(Saved data entries)
-- START --

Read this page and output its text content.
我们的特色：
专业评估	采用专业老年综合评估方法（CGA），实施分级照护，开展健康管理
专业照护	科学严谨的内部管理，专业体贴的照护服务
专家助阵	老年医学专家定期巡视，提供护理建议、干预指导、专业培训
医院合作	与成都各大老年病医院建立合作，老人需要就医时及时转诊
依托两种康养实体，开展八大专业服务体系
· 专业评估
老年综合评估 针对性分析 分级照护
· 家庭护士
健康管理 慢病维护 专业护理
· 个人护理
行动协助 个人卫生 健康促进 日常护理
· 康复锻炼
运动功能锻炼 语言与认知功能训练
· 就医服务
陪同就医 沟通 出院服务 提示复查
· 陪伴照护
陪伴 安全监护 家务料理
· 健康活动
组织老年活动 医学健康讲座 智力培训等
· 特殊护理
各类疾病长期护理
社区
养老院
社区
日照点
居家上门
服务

-- END --

_YOUR GOAL_.
Show all lines from the listing above in which "专业评估" appears.

_RESPONSE TO THE EXERCISE_.
专业评估	采用专业老年综合评估方法（CGA），实施分级照护，开展健康管理
· 专业评估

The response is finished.